(Aim of the task) Out of the lines below, please list those that hold the string "color".

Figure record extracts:
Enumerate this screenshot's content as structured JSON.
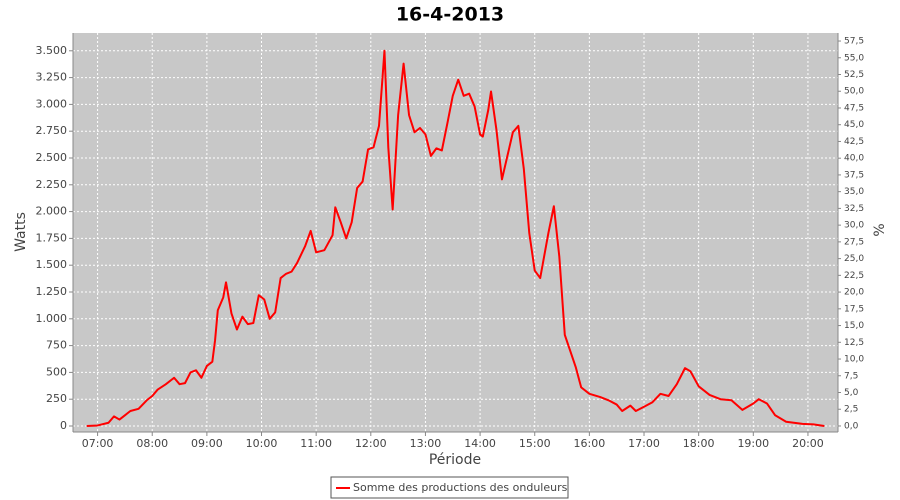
{
  "chart_data": {
    "type": "line",
    "title": "16-4-2013",
    "x_label": "Période",
    "y_label": "Watts",
    "y2_label": "%",
    "grid": true,
    "x": [
      6.8,
      7.0,
      7.2,
      7.3,
      7.4,
      7.5,
      7.6,
      7.75,
      7.9,
      8.0,
      8.1,
      8.25,
      8.4,
      8.5,
      8.6,
      8.7,
      8.8,
      8.9,
      9.0,
      9.1,
      9.15,
      9.2,
      9.3,
      9.35,
      9.45,
      9.55,
      9.65,
      9.75,
      9.85,
      9.95,
      10.05,
      10.15,
      10.25,
      10.35,
      10.45,
      10.55,
      10.65,
      10.8,
      10.9,
      11.0,
      11.15,
      11.3,
      11.35,
      11.45,
      11.55,
      11.65,
      11.75,
      11.85,
      11.95,
      12.05,
      12.15,
      12.25,
      12.32,
      12.4,
      12.5,
      12.6,
      12.7,
      12.8,
      12.9,
      13.0,
      13.1,
      13.2,
      13.3,
      13.4,
      13.5,
      13.6,
      13.7,
      13.8,
      13.9,
      14.0,
      14.05,
      14.15,
      14.2,
      14.3,
      14.4,
      14.5,
      14.6,
      14.7,
      14.8,
      14.9,
      15.0,
      15.1,
      15.25,
      15.35,
      15.45,
      15.55,
      15.65,
      15.75,
      15.85,
      16.0,
      16.2,
      16.35,
      16.5,
      16.6,
      16.75,
      16.85,
      17.0,
      17.15,
      17.3,
      17.45,
      17.6,
      17.75,
      17.85,
      18.0,
      18.2,
      18.4,
      18.6,
      18.8,
      19.0,
      19.1,
      19.25,
      19.4,
      19.6,
      19.9,
      20.1,
      20.3
    ],
    "series": [
      {
        "name": "Somme des productions des onduleurs",
        "color": "#ff0000",
        "values": [
          0,
          5,
          30,
          90,
          60,
          100,
          140,
          160,
          240,
          280,
          340,
          390,
          450,
          390,
          400,
          500,
          520,
          450,
          560,
          600,
          800,
          1080,
          1200,
          1340,
          1050,
          900,
          1020,
          950,
          960,
          1220,
          1180,
          1000,
          1060,
          1380,
          1420,
          1440,
          1520,
          1680,
          1820,
          1620,
          1640,
          1780,
          2040,
          1900,
          1750,
          1900,
          2220,
          2280,
          2580,
          2600,
          2800,
          3500,
          2600,
          2020,
          2900,
          3380,
          2900,
          2740,
          2780,
          2720,
          2520,
          2590,
          2570,
          2820,
          3080,
          3230,
          3080,
          3100,
          2980,
          2720,
          2700,
          2950,
          3120,
          2760,
          2300,
          2520,
          2740,
          2800,
          2400,
          1800,
          1450,
          1380,
          1800,
          2050,
          1580,
          850,
          700,
          550,
          360,
          300,
          270,
          240,
          200,
          140,
          190,
          140,
          180,
          220,
          300,
          280,
          390,
          540,
          510,
          370,
          290,
          250,
          240,
          150,
          210,
          250,
          210,
          100,
          40,
          20,
          15,
          0
        ]
      }
    ],
    "xlim": [
      6.55,
      20.55
    ],
    "xticks": [
      {
        "value": 7,
        "label": "07:00"
      },
      {
        "value": 8,
        "label": "08:00"
      },
      {
        "value": 9,
        "label": "09:00"
      },
      {
        "value": 10,
        "label": "10:00"
      },
      {
        "value": 11,
        "label": "11:00"
      },
      {
        "value": 12,
        "label": "12:00"
      },
      {
        "value": 13,
        "label": "13:00"
      },
      {
        "value": 14,
        "label": "14:00"
      },
      {
        "value": 15,
        "label": "15:00"
      },
      {
        "value": 16,
        "label": "16:00"
      },
      {
        "value": 17,
        "label": "17:00"
      },
      {
        "value": 18,
        "label": "18:00"
      },
      {
        "value": 19,
        "label": "19:00"
      },
      {
        "value": 20,
        "label": "20:00"
      }
    ],
    "ylim": [
      -56,
      3666
    ],
    "yticks": [
      0,
      250,
      500,
      750,
      {
        "value": 1000,
        "label": "1.000"
      },
      {
        "value": 1250,
        "label": "1.250"
      },
      {
        "value": 1500,
        "label": "1.500"
      },
      {
        "value": 1750,
        "label": "1.750"
      },
      {
        "value": 2000,
        "label": "2.000"
      },
      {
        "value": 2250,
        "label": "2.250"
      },
      {
        "value": 2500,
        "label": "2.500"
      },
      {
        "value": 2750,
        "label": "2.750"
      },
      {
        "value": 3000,
        "label": "3.000"
      },
      {
        "value": 3250,
        "label": "3.250"
      },
      {
        "value": 3500,
        "label": "3.500"
      }
    ],
    "y2lim": [
      -0.9,
      58.7
    ],
    "y2ticks": [
      {
        "value": 0,
        "label": "0,0"
      },
      {
        "value": 2.5,
        "label": "2,5"
      },
      {
        "value": 5,
        "label": "5,0"
      },
      {
        "value": 7.5,
        "label": "7,5"
      },
      {
        "value": 10,
        "label": "10,0"
      },
      {
        "value": 12.5,
        "label": "12,5"
      },
      {
        "value": 15,
        "label": "15,0"
      },
      {
        "value": 17.5,
        "label": "17,5"
      },
      {
        "value": 20,
        "label": "20,0"
      },
      {
        "value": 22.5,
        "label": "22,5"
      },
      {
        "value": 25,
        "label": "25,0"
      },
      {
        "value": 27.5,
        "label": "27,5"
      },
      {
        "value": 30,
        "label": "30,0"
      },
      {
        "value": 32.5,
        "label": "32,5"
      },
      {
        "value": 35,
        "label": "35,0"
      },
      {
        "value": 37.5,
        "label": "37,5"
      },
      {
        "value": 40,
        "label": "40,0"
      },
      {
        "value": 42.5,
        "label": "42,5"
      },
      {
        "value": 45,
        "label": "45,0"
      },
      {
        "value": 47.5,
        "label": "47,5"
      },
      {
        "value": 50,
        "label": "50,0"
      },
      {
        "value": 52.5,
        "label": "52,5"
      },
      {
        "value": 55,
        "label": "55,0"
      },
      {
        "value": 57.5,
        "label": "57,5"
      }
    ]
  }
}
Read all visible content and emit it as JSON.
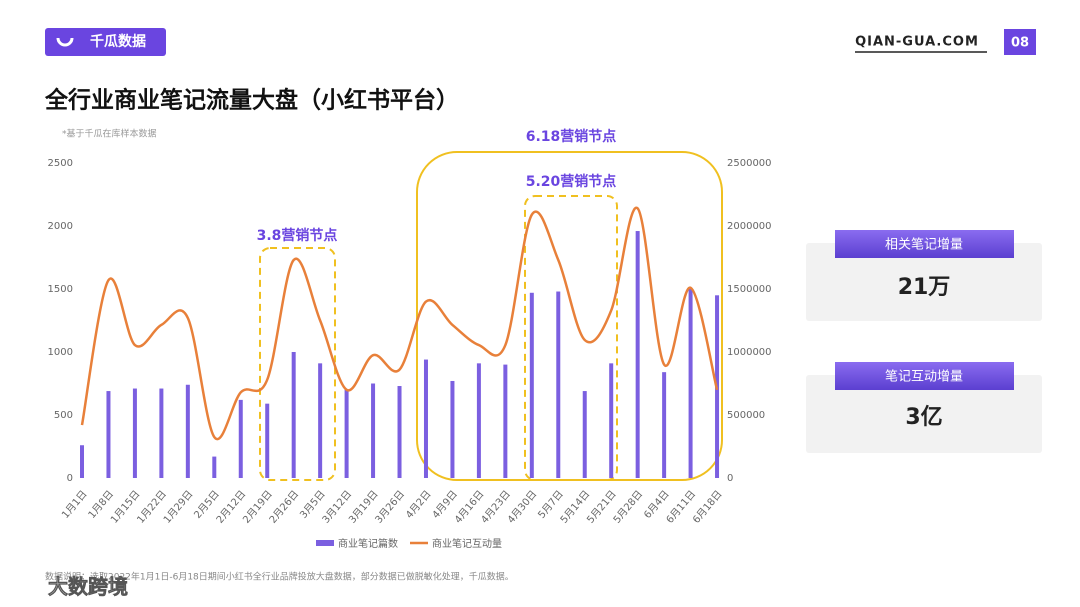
{
  "header": {
    "logo": "千瓜数据",
    "site": "QIAN-GUA.COM",
    "page": "08"
  },
  "chart_data": {
    "type": "bar-line",
    "title": "全行业商业笔记流量大盘（小红书平台）",
    "note": "*基于千瓜在库样本数据",
    "categories": [
      "1月1日",
      "1月8日",
      "1月15日",
      "1月22日",
      "1月29日",
      "2月5日",
      "2月12日",
      "2月19日",
      "2月26日",
      "3月5日",
      "3月12日",
      "3月19日",
      "3月26日",
      "4月2日",
      "4月9日",
      "4月16日",
      "4月23日",
      "4月30日",
      "5月7日",
      "5月14日",
      "5月21日",
      "5月28日",
      "6月4日",
      "6月11日",
      "6月18日"
    ],
    "series": [
      {
        "name": "商业笔记篇数",
        "type": "bar",
        "color": "#7b5fe0",
        "values": [
          260,
          690,
          710,
          710,
          740,
          170,
          620,
          590,
          1000,
          910,
          700,
          750,
          730,
          940,
          770,
          910,
          900,
          1470,
          1480,
          690,
          910,
          1960,
          840,
          1500,
          1450
        ]
      },
      {
        "name": "商业笔记互动量",
        "type": "line",
        "axis": "y2",
        "color": "#e8803a",
        "values": [
          420000,
          1570000,
          1055000,
          1215000,
          1270000,
          325000,
          680000,
          780000,
          1730000,
          1250000,
          700000,
          975000,
          860000,
          1400000,
          1215000,
          1055000,
          1055000,
          2090000,
          1730000,
          1095000,
          1330000,
          2140000,
          900000,
          1510000,
          700000
        ]
      }
    ],
    "ylim": [
      0,
      2500
    ],
    "yticks": [
      0,
      500,
      1000,
      1500,
      2000,
      2500
    ],
    "y2lim": [
      0,
      2500000
    ],
    "y2ticks": [
      0,
      500000,
      1000000,
      1500000,
      2000000,
      2500000
    ],
    "annotations": [
      "3.8营销节点",
      "6.18营销节点",
      "5.20营销节点"
    ],
    "source": "数据说明：选取2022年1月1日-6月18日期间小红书全行业品牌投放大盘数据，部分数据已做脱敏化处理，千瓜数据。"
  },
  "cards": [
    {
      "label": "相关笔记增量",
      "value": "21万"
    },
    {
      "label": "笔记互动增量",
      "value": "3亿"
    }
  ],
  "watermark": "大数跨境"
}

(Result of the task)
        "color": "#ff0000",
        "color": "#7b5fe0",
        "color": "#e8803a",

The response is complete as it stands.